GOAL —
Extract every line below, verbatim.

EXERCISE MATERIAL —

=======

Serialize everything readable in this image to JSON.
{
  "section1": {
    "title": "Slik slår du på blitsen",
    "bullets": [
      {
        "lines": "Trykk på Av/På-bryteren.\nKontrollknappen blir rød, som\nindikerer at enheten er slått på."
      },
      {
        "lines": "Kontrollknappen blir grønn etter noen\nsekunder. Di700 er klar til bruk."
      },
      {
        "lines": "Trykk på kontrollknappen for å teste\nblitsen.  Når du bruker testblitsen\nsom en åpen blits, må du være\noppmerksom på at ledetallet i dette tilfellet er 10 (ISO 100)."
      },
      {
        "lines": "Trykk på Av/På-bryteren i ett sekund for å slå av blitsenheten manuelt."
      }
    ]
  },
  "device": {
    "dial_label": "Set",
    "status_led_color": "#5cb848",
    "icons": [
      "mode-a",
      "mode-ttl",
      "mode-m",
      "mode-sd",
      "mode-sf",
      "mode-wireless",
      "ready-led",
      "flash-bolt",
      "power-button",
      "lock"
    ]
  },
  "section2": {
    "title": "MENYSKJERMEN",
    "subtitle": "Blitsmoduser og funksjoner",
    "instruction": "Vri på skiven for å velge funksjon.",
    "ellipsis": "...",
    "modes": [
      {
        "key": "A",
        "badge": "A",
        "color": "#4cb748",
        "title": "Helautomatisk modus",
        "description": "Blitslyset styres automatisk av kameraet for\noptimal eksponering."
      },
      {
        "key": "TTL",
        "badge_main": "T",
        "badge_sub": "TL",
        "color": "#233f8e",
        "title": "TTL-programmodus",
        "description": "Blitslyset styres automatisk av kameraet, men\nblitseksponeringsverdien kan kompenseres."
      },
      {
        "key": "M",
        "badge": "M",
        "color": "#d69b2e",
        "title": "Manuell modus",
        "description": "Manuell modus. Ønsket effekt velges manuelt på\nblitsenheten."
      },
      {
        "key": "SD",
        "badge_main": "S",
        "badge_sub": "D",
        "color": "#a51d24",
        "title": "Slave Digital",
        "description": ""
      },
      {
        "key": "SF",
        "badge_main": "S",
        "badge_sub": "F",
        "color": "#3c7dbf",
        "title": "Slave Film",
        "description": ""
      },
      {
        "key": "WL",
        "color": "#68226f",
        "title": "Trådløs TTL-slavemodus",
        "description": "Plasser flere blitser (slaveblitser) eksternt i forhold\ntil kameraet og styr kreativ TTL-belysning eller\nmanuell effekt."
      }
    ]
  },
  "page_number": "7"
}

=======

REPLY TO THE TASK —
Serialize everything readable in this image to JSON.
{
  "section1": {
    "title": "Slik slår du på blitsen",
    "bullets": [
      {
        "lines": "Trykk på Av/På-bryteren.\nKontrollknappen blir rød, som\nindikerer at enheten er slått på."
      },
      {
        "lines": "Kontrollknappen blir grønn etter noen\nsekunder. Di700 er klar til bruk."
      },
      {
        "lines": "Trykk på kontrollknappen for å teste\nblitsen.  Når du bruker testblitsen\nsom en åpen blits, må du være\noppmerksom på at ledetallet i dette tilfellet er 10 (ISO 100)."
      },
      {
        "lines": "Trykk på Av/På-bryteren i ett sekund for å slå av blitsenheten manuelt."
      }
    ]
  },
  "device": {
    "dial_label": "Set",
    "status_led_color": "#5cb848",
    "icons": [
      "mode-a",
      "mode-ttl",
      "mode-m",
      "mode-sd",
      "mode-sf",
      "mode-wireless",
      "ready-led",
      "flash-bolt",
      "power-button",
      "lock"
    ]
  },
  "section2": {
    "title": "MENYSKJERMEN",
    "subtitle": "Blitsmoduser og funksjoner",
    "instruction": "Vri på skiven for å velge funksjon.",
    "ellipsis": "...",
    "modes": [
      {
        "key": "A",
        "badge": "A",
        "color": "#4cb748",
        "title": "Helautomatisk modus",
        "description": "Blitslyset styres automatisk av kameraet for\noptimal eksponering."
      },
      {
        "key": "TTL",
        "badge_main": "T",
        "badge_sub": "TL",
        "color": "#233f8e",
        "title": "TTL-programmodus",
        "description": "Blitslyset styres automatisk av kameraet, men\nblitseksponeringsverdien kan kompenseres."
      },
      {
        "key": "M",
        "badge": "M",
        "color": "#d69b2e",
        "title": "Manuell modus",
        "description": "Manuell modus. Ønsket effekt velges manuelt på\nblitsenheten."
      },
      {
        "key": "SD",
        "badge_main": "S",
        "badge_sub": "D",
        "color": "#a51d24",
        "title": "Slave Digital",
        "description": ""
      },
      {
        "key": "SF",
        "badge_main": "S",
        "badge_sub": "F",
        "color": "#3c7dbf",
        "title": "Slave Film",
        "description": ""
      },
      {
        "key": "WL",
        "color": "#68226f",
        "title": "Trådløs TTL-slavemodus",
        "description": "Plasser flere blitser (slaveblitser) eksternt i forhold\ntil kameraet og styr kreativ TTL-belysning eller\nmanuell effekt."
      }
    ]
  },
  "page_number": "7"
}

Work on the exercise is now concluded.